--- start ---
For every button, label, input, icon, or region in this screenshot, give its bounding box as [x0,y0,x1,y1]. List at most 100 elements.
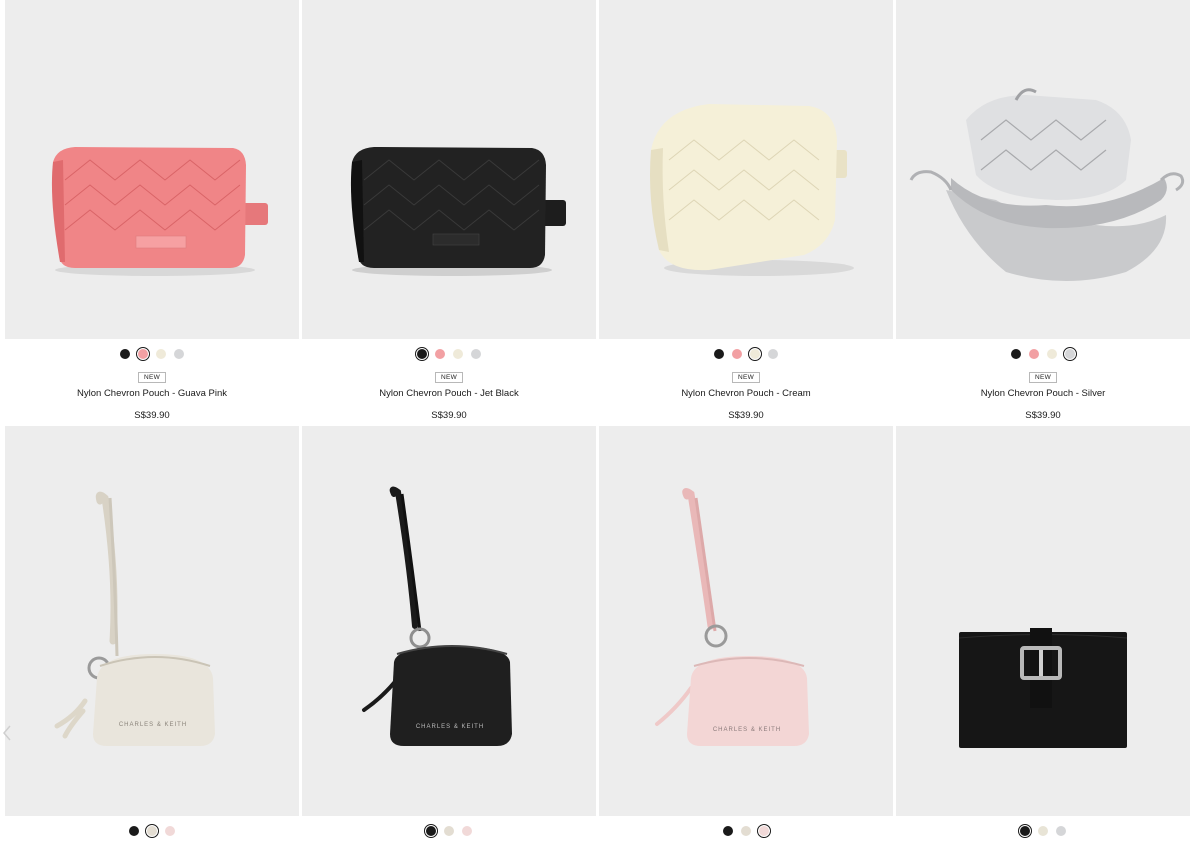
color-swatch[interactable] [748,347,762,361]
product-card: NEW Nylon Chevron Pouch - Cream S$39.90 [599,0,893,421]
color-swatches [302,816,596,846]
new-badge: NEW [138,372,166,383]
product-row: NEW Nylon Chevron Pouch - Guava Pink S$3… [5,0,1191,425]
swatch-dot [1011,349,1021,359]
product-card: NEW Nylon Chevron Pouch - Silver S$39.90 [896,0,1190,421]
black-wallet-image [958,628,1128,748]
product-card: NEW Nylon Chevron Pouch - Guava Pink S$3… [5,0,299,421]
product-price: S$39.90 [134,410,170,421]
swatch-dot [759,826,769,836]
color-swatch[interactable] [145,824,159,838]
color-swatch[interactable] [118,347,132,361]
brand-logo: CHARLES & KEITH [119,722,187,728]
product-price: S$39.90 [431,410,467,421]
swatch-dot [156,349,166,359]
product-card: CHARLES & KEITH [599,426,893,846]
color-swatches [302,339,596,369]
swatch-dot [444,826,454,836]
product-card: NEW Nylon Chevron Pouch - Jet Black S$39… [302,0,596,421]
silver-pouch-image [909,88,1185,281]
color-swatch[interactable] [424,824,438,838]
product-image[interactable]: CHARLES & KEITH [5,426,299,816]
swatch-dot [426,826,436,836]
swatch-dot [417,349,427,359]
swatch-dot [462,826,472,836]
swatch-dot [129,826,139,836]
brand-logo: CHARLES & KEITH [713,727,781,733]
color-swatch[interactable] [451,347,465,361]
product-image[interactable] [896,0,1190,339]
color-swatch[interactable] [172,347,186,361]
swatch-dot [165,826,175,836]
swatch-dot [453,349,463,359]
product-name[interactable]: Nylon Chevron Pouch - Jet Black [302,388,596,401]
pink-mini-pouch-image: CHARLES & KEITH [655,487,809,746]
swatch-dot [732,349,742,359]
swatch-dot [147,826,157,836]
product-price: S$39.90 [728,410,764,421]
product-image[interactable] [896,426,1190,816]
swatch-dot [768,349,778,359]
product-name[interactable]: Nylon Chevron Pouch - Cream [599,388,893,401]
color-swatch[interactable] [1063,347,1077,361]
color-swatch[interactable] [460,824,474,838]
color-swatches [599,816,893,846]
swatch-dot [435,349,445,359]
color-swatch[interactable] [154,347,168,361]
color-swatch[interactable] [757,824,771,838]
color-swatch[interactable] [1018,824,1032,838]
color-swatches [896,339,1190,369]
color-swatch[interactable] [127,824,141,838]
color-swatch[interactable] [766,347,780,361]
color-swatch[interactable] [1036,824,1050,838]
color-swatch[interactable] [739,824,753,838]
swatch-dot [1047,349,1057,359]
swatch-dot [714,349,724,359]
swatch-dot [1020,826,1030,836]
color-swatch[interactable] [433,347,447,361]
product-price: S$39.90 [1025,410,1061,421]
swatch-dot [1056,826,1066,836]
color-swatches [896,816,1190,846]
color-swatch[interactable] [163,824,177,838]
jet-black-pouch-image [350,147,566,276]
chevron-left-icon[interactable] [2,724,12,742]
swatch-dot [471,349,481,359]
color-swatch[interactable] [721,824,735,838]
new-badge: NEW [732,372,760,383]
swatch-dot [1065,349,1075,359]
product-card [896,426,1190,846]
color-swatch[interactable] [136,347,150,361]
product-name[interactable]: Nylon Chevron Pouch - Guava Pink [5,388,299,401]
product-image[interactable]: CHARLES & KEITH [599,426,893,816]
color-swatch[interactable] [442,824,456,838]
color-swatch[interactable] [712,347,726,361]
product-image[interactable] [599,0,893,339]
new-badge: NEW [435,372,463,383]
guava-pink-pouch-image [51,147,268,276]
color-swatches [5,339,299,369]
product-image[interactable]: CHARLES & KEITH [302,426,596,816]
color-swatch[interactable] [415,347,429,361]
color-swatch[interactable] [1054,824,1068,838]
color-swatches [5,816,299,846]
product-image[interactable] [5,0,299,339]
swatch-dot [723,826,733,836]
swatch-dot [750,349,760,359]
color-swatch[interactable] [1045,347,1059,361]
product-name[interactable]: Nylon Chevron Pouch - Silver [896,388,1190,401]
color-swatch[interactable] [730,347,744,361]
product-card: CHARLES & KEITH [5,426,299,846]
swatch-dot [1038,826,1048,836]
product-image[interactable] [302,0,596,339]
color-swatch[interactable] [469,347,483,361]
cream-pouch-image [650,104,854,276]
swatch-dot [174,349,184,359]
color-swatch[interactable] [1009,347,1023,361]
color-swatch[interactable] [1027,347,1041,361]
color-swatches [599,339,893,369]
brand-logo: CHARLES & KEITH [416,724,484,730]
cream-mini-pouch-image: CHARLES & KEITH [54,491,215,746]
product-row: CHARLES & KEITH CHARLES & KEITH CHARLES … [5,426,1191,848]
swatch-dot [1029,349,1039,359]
--- end ---
- _What the task asks_: Rename "swatch-dot" to "swatch-circle" throughout the records and reproduce them with nothing else altered, omitting the pictures.

- _Response to this exercise_:
For every button, label, input, icon, or region in this screenshot, give its bounding box as [x0,y0,x1,y1]. List at most 100 elements.
color-swatch[interactable] [748,347,762,361]
product-card: NEW Nylon Chevron Pouch - Cream S$39.90 [599,0,893,421]
color-swatches [302,816,596,846]
new-badge: NEW [138,372,166,383]
product-row: NEW Nylon Chevron Pouch - Guava Pink S$3… [5,0,1191,425]
swatch-circle [1011,349,1021,359]
product-card: NEW Nylon Chevron Pouch - Silver S$39.90 [896,0,1190,421]
black-wallet-image [958,628,1128,748]
product-card: NEW Nylon Chevron Pouch - Guava Pink S$3… [5,0,299,421]
product-price: S$39.90 [134,410,170,421]
swatch-circle [759,826,769,836]
color-swatch[interactable] [145,824,159,838]
color-swatch[interactable] [118,347,132,361]
brand-logo: CHARLES & KEITH [119,722,187,728]
product-price: S$39.90 [431,410,467,421]
swatch-circle [156,349,166,359]
product-card: CHARLES & KEITH [599,426,893,846]
color-swatches [302,339,596,369]
swatch-circle [444,826,454,836]
product-card: NEW Nylon Chevron Pouch - Jet Black S$39… [302,0,596,421]
silver-pouch-image [909,88,1185,281]
color-swatch[interactable] [424,824,438,838]
product-image[interactable]: CHARLES & KEITH [5,426,299,816]
swatch-circle [426,826,436,836]
swatch-circle [417,349,427,359]
swatch-circle [462,826,472,836]
swatch-circle [129,826,139,836]
brand-logo: CHARLES & KEITH [713,727,781,733]
color-swatch[interactable] [451,347,465,361]
product-image[interactable] [896,0,1190,339]
color-swatch[interactable] [172,347,186,361]
swatch-circle [165,826,175,836]
swatch-circle [453,349,463,359]
product-name[interactable]: Nylon Chevron Pouch - Jet Black [302,388,596,401]
pink-mini-pouch-image: CHARLES & KEITH [655,487,809,746]
swatch-circle [732,349,742,359]
swatch-circle [147,826,157,836]
product-price: S$39.90 [728,410,764,421]
product-image[interactable] [896,426,1190,816]
swatch-circle [768,349,778,359]
product-name[interactable]: Nylon Chevron Pouch - Cream [599,388,893,401]
color-swatch[interactable] [1063,347,1077,361]
color-swatch[interactable] [460,824,474,838]
color-swatches [599,816,893,846]
swatch-circle [435,349,445,359]
color-swatch[interactable] [154,347,168,361]
color-swatch[interactable] [757,824,771,838]
color-swatch[interactable] [1018,824,1032,838]
color-swatches [896,339,1190,369]
color-swatch[interactable] [127,824,141,838]
color-swatch[interactable] [766,347,780,361]
color-swatch[interactable] [1036,824,1050,838]
color-swatch[interactable] [739,824,753,838]
swatch-circle [1047,349,1057,359]
swatch-circle [714,349,724,359]
swatch-circle [1020,826,1030,836]
color-swatch[interactable] [433,347,447,361]
product-price: S$39.90 [1025,410,1061,421]
swatch-circle [1056,826,1066,836]
color-swatches [896,816,1190,846]
color-swatch[interactable] [163,824,177,838]
jet-black-pouch-image [350,147,566,276]
chevron-left-icon[interactable] [2,724,12,742]
swatch-circle [471,349,481,359]
color-swatch[interactable] [721,824,735,838]
new-badge: NEW [732,372,760,383]
swatch-circle [1065,349,1075,359]
product-card [896,426,1190,846]
color-swatch[interactable] [136,347,150,361]
product-name[interactable]: Nylon Chevron Pouch - Guava Pink [5,388,299,401]
product-image[interactable]: CHARLES & KEITH [599,426,893,816]
color-swatch[interactable] [442,824,456,838]
color-swatch[interactable] [712,347,726,361]
product-image[interactable] [599,0,893,339]
new-badge: NEW [435,372,463,383]
guava-pink-pouch-image [51,147,268,276]
color-swatches [5,339,299,369]
product-image[interactable]: CHARLES & KEITH [302,426,596,816]
color-swatch[interactable] [415,347,429,361]
color-swatch[interactable] [1054,824,1068,838]
color-swatches [5,816,299,846]
product-image[interactable] [5,0,299,339]
swatch-circle [723,826,733,836]
swatch-circle [750,349,760,359]
color-swatch[interactable] [1045,347,1059,361]
product-name[interactable]: Nylon Chevron Pouch - Silver [896,388,1190,401]
color-swatch[interactable] [730,347,744,361]
product-card: CHARLES & KEITH [5,426,299,846]
swatch-circle [1038,826,1048,836]
product-image[interactable] [302,0,596,339]
color-swatch[interactable] [469,347,483,361]
cream-pouch-image [650,104,854,276]
swatch-circle [174,349,184,359]
color-swatch[interactable] [1009,347,1023,361]
color-swatch[interactable] [1027,347,1041,361]
color-swatches [599,339,893,369]
brand-logo: CHARLES & KEITH [416,724,484,730]
cream-mini-pouch-image: CHARLES & KEITH [54,491,215,746]
product-row: CHARLES & KEITH CHARLES & KEITH CHARLES … [5,426,1191,848]
swatch-circle [1029,349,1039,359]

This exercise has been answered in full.